-- TO BE DONE --
Leave out the pictures and copy every record exactly.

-- EXERCISE MATERIALS --

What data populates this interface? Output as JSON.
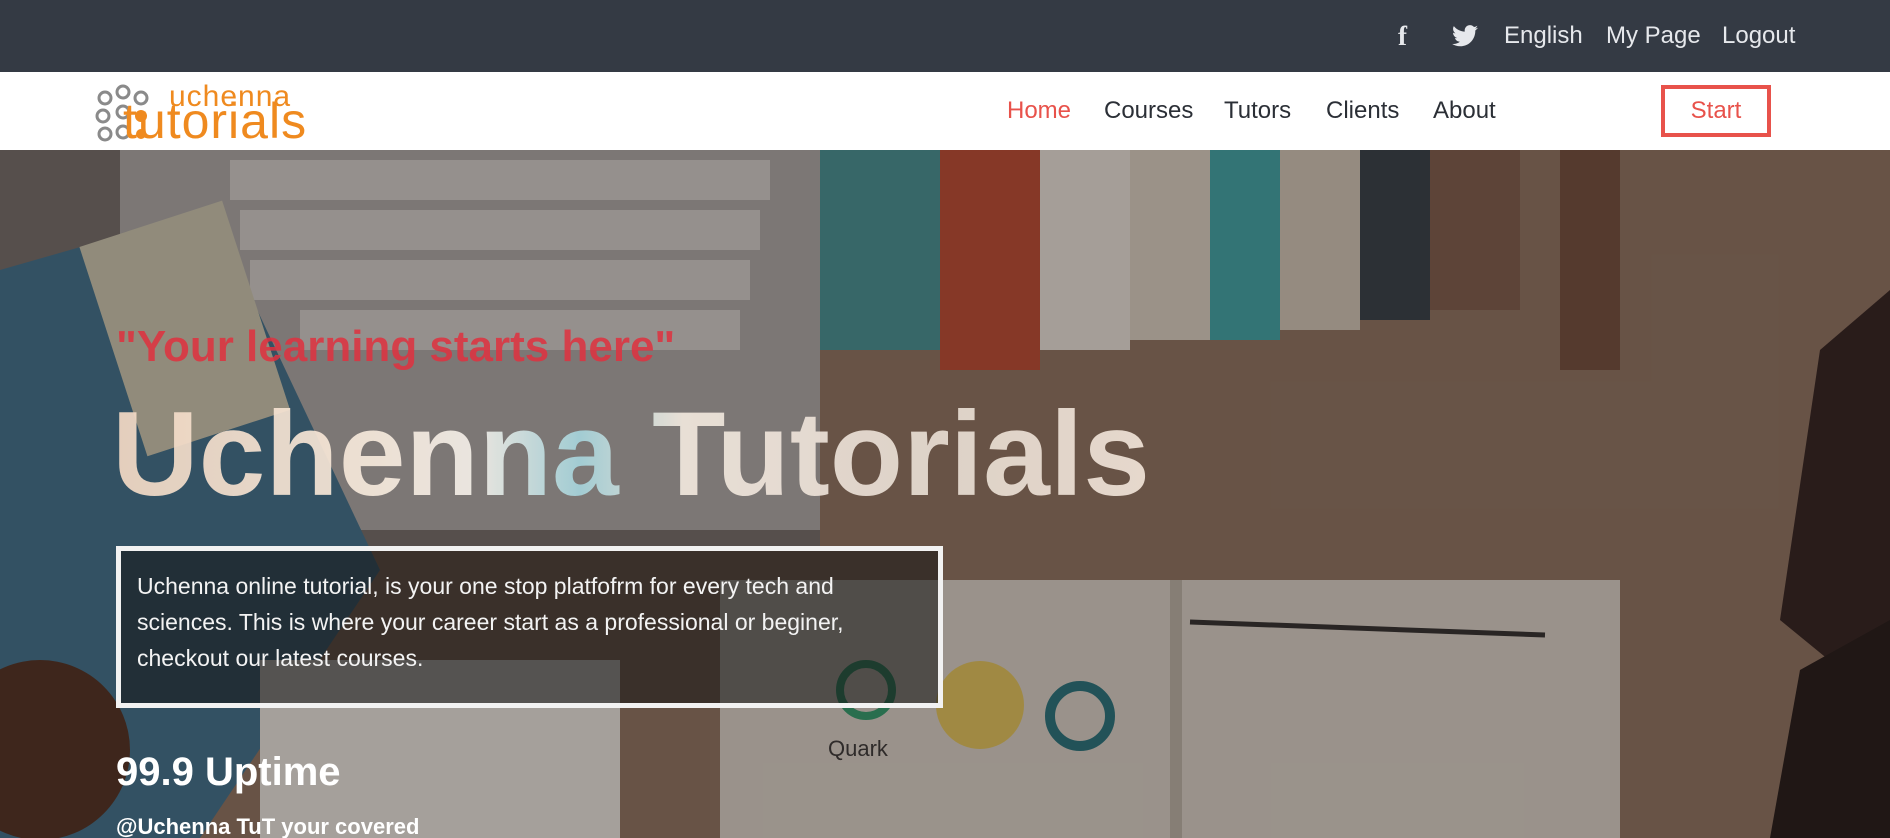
{
  "topbar": {
    "facebook_icon": "f",
    "language": "English",
    "my_page": "My Page",
    "logout": "Logout"
  },
  "logo": {
    "line1": "uchenna",
    "line2": "tutorials"
  },
  "nav": {
    "items": [
      "Home",
      "Courses",
      "Tutors",
      "Clients",
      "About"
    ],
    "active": "Home",
    "start": "Start"
  },
  "hero": {
    "tagline": "\"Your learning starts here\"",
    "title": "Uchenna Tutorials",
    "description": "Uchenna online tutorial, is your one stop platfofrm for every tech and sciences. This is where your career start as a professional or beginer, checkout our latest courses.",
    "stat": "99.9 Uptime",
    "subtext": "@Uchenna TuT your covered"
  },
  "colors": {
    "topbar_bg": "#343a44",
    "accent_red": "#e8524b",
    "logo_orange": "#ef8a1f"
  },
  "icons": [
    "facebook-icon",
    "twitter-icon",
    "logo-dots-icon"
  ]
}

-- RESULT --
What data populates this interface? Output as JSON.
{
  "topbar": {
    "facebook_icon": "f",
    "language": "English",
    "my_page": "My Page",
    "logout": "Logout"
  },
  "logo": {
    "line1": "uchenna",
    "line2": "tutorials"
  },
  "nav": {
    "items": [
      "Home",
      "Courses",
      "Tutors",
      "Clients",
      "About"
    ],
    "active": "Home",
    "start": "Start"
  },
  "hero": {
    "tagline": "\"Your learning starts here\"",
    "title": "Uchenna Tutorials",
    "description": "Uchenna online tutorial, is your one stop platfofrm for every tech and sciences. This is where your career start as a professional or beginer, checkout our latest courses.",
    "stat": "99.9 Uptime",
    "subtext": "@Uchenna TuT your covered"
  },
  "colors": {
    "topbar_bg": "#343a44",
    "accent_red": "#e8524b",
    "logo_orange": "#ef8a1f"
  },
  "icons": [
    "facebook-icon",
    "twitter-icon",
    "logo-dots-icon"
  ]
}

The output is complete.